Exercise goal: Without the pictures, copy the entries below word for word.
--- begin Stored rows ---
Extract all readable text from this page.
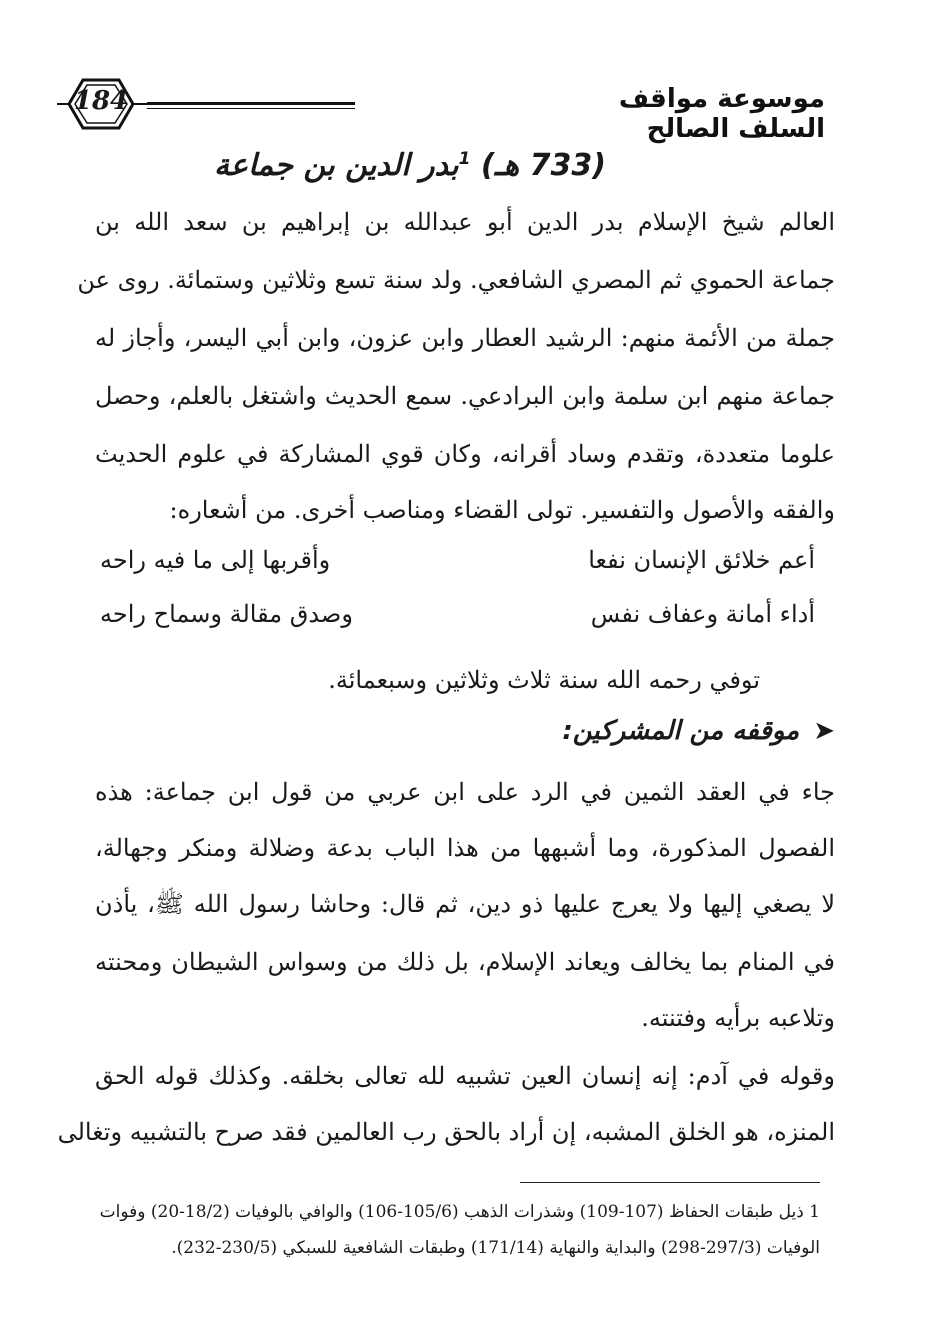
184	موسوعة مواقف السلف الصالح
بدر الدين بن جماعة$^1$ (733 هـ)
العالم شيخ الإسلام بدر الدين أبو عبدالله بن إبراهيم بن سعد الله بن
جماعة الحموي ثم المصري الشافعي. ولد سنة تسع وثلاثين وستمائة. روى عن
جملة من الأئمة منهم: الرشيد العطار وابن عزون، وابن أبي اليسر، وأجاز له
جماعة منهم ابن سلمة وابن البرادعي. سمع الحديث واشتغل بالعلم، وحصل
علوما متعددة، وتقدم وساد أقرانه، وكان قوي المشاركة في علوم الحديث
والفقه والأصول والتفسير. تولى القضاء ومناصب أخرى. من أشعاره:
أعم خلائق الإنسان نفعا
وأقربها إلى ما فيه راحه
أداء أمانة وعفاف نفس
وصدق مقالة وسماح راحه
توفي رحمه الله سنة ثلاث وثلاثين وسبعمائة.
➤موقفه من المشركين:
جاء في العقد الثمين في الرد على ابن عربي من قول ابن جماعة: هذه
الفصول المذكورة، وما أشبهها من هذا الباب بدعة وضلالة ومنكر وجهالة،
لا يصغي إليها ولا يعرج عليها ذو دين، ثم قال: وحاشا رسول الله ﷺ، يأذن
في المنام بما يخالف ويعاند الإسلام، بل ذلك من وسواس الشيطان ومحنته
وتلاعبه برأيه وفتنته.
وقوله في آدم: إنه إنسان العين تشبيه لله تعالى بخلقه. وكذلك قوله الحق
المنزه، هو الخلق المشبه، إن أراد بالحق رب العالمين فقد صرح بالتشبيه وتغالى
1 ذيل طبقات الحفاظ (107-109) وشذرات الذهب (105/6-106) والوافي بالوفيات (18/2-20) وفوات
الوفيات (297/3-298) والبداية والنهاية (171/14) وطبقات الشافعية للسبكي (230/5-232).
--- end Stored rows ---
Answer to the task:
Extract all readable text from this page.
184	موسوعة مواقف السلف الصالح
بدر الدين بن جماعة$^1$ (733 هـ)
العالم شيخ الإسلام بدر الدين أبو عبدالله بن إبراهيم بن سعد الله بن
جماعة الحموي ثم المصري الشافعي. ولد سنة تسع وثلاثين وستمائة. روى عن
جملة من الأئمة منهم: الرشيد العطار وابن عزون، وابن أبي اليسر، وأجاز له
جماعة منهم ابن سلمة وابن البرادعي. سمع الحديث واشتغل بالعلم، وحصل
علوما متعددة، وتقدم وساد أقرانه، وكان قوي المشاركة في علوم الحديث
والفقه والأصول والتفسير. تولى القضاء ومناصب أخرى. من أشعاره:
أعم خلائق الإنسان نفعا
وأقربها إلى ما فيه راحه
أداء أمانة وعفاف نفس
وصدق مقالة وسماح راحه
توفي رحمه الله سنة ثلاث وثلاثين وسبعمائة.
➤موقفه من المشركين:
جاء في العقد الثمين في الرد على ابن عربي من قول ابن جماعة: هذه
الفصول المذكورة، وما أشبهها من هذا الباب بدعة وضلالة ومنكر وجهالة،
لا يصغي إليها ولا يعرج عليها ذو دين، ثم قال: وحاشا رسول الله ﷺ، يأذن
في المنام بما يخالف ويعاند الإسلام، بل ذلك من وسواس الشيطان ومحنته
وتلاعبه برأيه وفتنته.
وقوله في آدم: إنه إنسان العين تشبيه لله تعالى بخلقه. وكذلك قوله الحق
المنزه، هو الخلق المشبه، إن أراد بالحق رب العالمين فقد صرح بالتشبيه وتغالى
1 ذيل طبقات الحفاظ (107-109) وشذرات الذهب (105/6-106) والوافي بالوفيات (18/2-20) وفوات
الوفيات (297/3-298) والبداية والنهاية (171/14) وطبقات الشافعية للسبكي (230/5-232).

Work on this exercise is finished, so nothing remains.